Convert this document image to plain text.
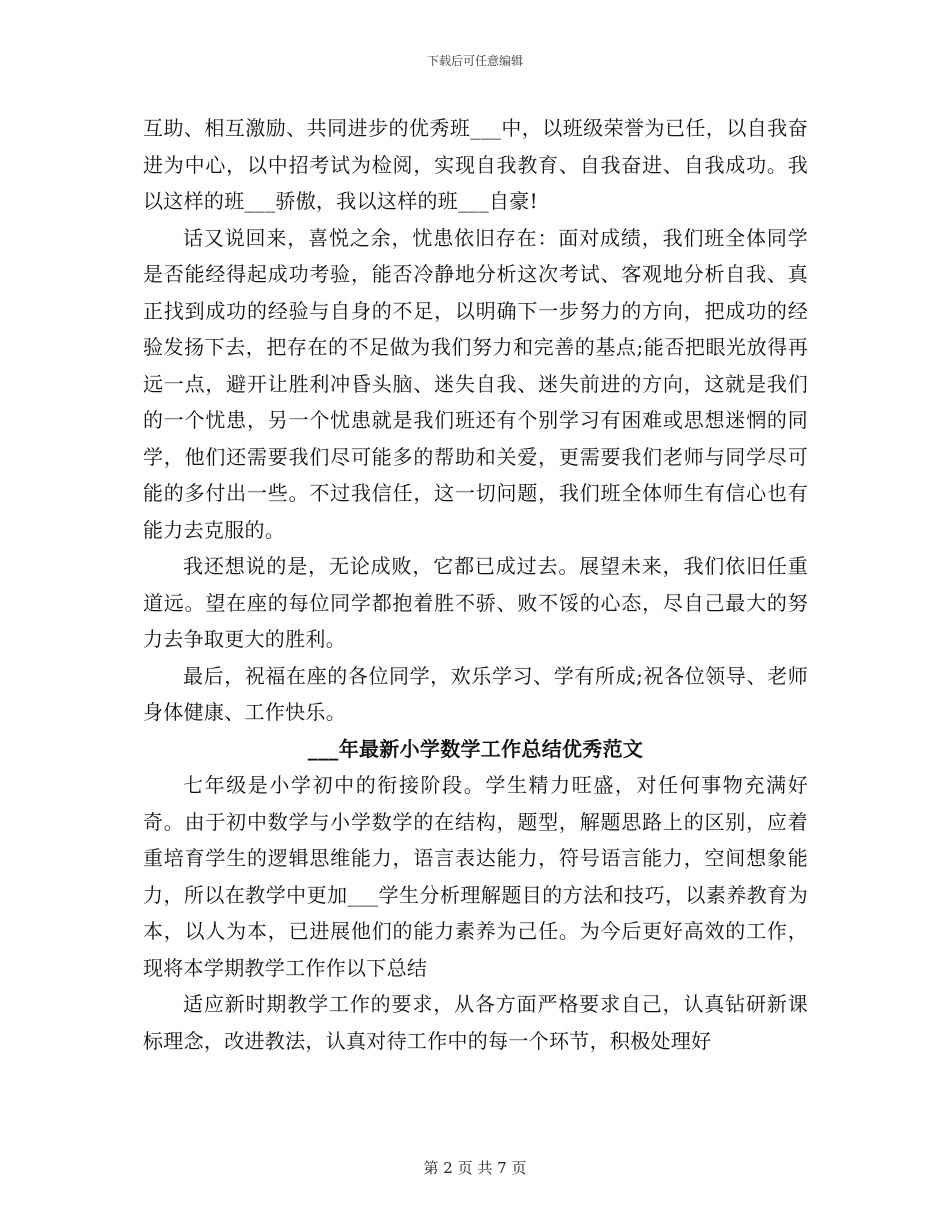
下载后可任意编辑

互助、相互激励、共同进步的优秀班___中，以班级荣誉为已任，以自我奋进为中心，以中招考试为检阅，实现自我教育、自我奋进、自我成功。我以这样的班___骄傲，我以这样的班___自豪!

话又说回来，喜悦之余，忧患依旧存在：面对成绩，我们班全体同学是否能经得起成功考验，能否冷静地分析这次考试、客观地分析自我、真正找到成功的经验与自身的不足，以明确下一步努力的方向，把成功的经验发扬下去，把存在的不足做为我们努力和完善的基点;能否把眼光放得再远一点，避开让胜利冲昏头脑、迷失自我、迷失前进的方向，这就是我们的一个忧患，另一个忧患就是我们班还有个别学习有困难或思想迷惘的同学，他们还需要我们尽可能多的帮助和关爱，更需要我们老师与同学尽可能的多付出一些。不过我信任，这一切问题，我们班全体师生有信心也有能力去克服的。

我还想说的是，无论成败，它都已成过去。展望未来，我们依旧任重道远。望在座的每位同学都抱着胜不骄、败不馁的心态，尽自己最大的努力去争取更大的胜利。

最后，祝福在座的各位同学，欢乐学习、学有所成;祝各位领导、老师身体健康、工作快乐。

___年最新小学数学工作总结优秀范文

七年级是小学初中的衔接阶段。学生精力旺盛，对任何事物充满好奇。由于初中数学与小学数学的在结构，题型，解题思路上的区别，应着重培育学生的逻辑思维能力，语言表达能力，符号语言能力，空间想象能力，所以在教学中更加___学生分析理解题目的方法和技巧，以素养教育为本，以人为本，已进展他们的能力素养为己任。为今后更好高效的工作，现将本学期教学工作作以下总结

适应新时期教学工作的要求，从各方面严格要求自己，认真钻研新课标理念，改进教法，认真对待工作中的每一个环节，积极处理好

第 2 页 共 7 页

● ● ● ●

Objective:
Quote the entries above word for word. Leave the images out.

Answer to the problem:
Convert this document image to plain text.
下载后可任意编辑

互助、相互激励、共同进步的优秀班___中，以班级荣誉为已任，以自我奋进为中心，以中招考试为检阅，实现自我教育、自我奋进、自我成功。我以这样的班___骄傲，我以这样的班___自豪!

话又说回来，喜悦之余，忧患依旧存在：面对成绩，我们班全体同学是否能经得起成功考验，能否冷静地分析这次考试、客观地分析自我、真正找到成功的经验与自身的不足，以明确下一步努力的方向，把成功的经验发扬下去，把存在的不足做为我们努力和完善的基点;能否把眼光放得再远一点，避开让胜利冲昏头脑、迷失自我、迷失前进的方向，这就是我们的一个忧患，另一个忧患就是我们班还有个别学习有困难或思想迷惘的同学，他们还需要我们尽可能多的帮助和关爱，更需要我们老师与同学尽可能的多付出一些。不过我信任，这一切问题，我们班全体师生有信心也有能力去克服的。

我还想说的是，无论成败，它都已成过去。展望未来，我们依旧任重道远。望在座的每位同学都抱着胜不骄、败不馁的心态，尽自己最大的努力去争取更大的胜利。

最后，祝福在座的各位同学，欢乐学习、学有所成;祝各位领导、老师身体健康、工作快乐。

___年最新小学数学工作总结优秀范文

七年级是小学初中的衔接阶段。学生精力旺盛，对任何事物充满好奇。由于初中数学与小学数学的在结构，题型，解题思路上的区别，应着重培育学生的逻辑思维能力，语言表达能力，符号语言能力，空间想象能力，所以在教学中更加___学生分析理解题目的方法和技巧，以素养教育为本，以人为本，已进展他们的能力素养为己任。为今后更好高效的工作，现将本学期教学工作作以下总结

适应新时期教学工作的要求，从各方面严格要求自己，认真钻研新课标理念，改进教法，认真对待工作中的每一个环节，积极处理好

第 2 页 共 7 页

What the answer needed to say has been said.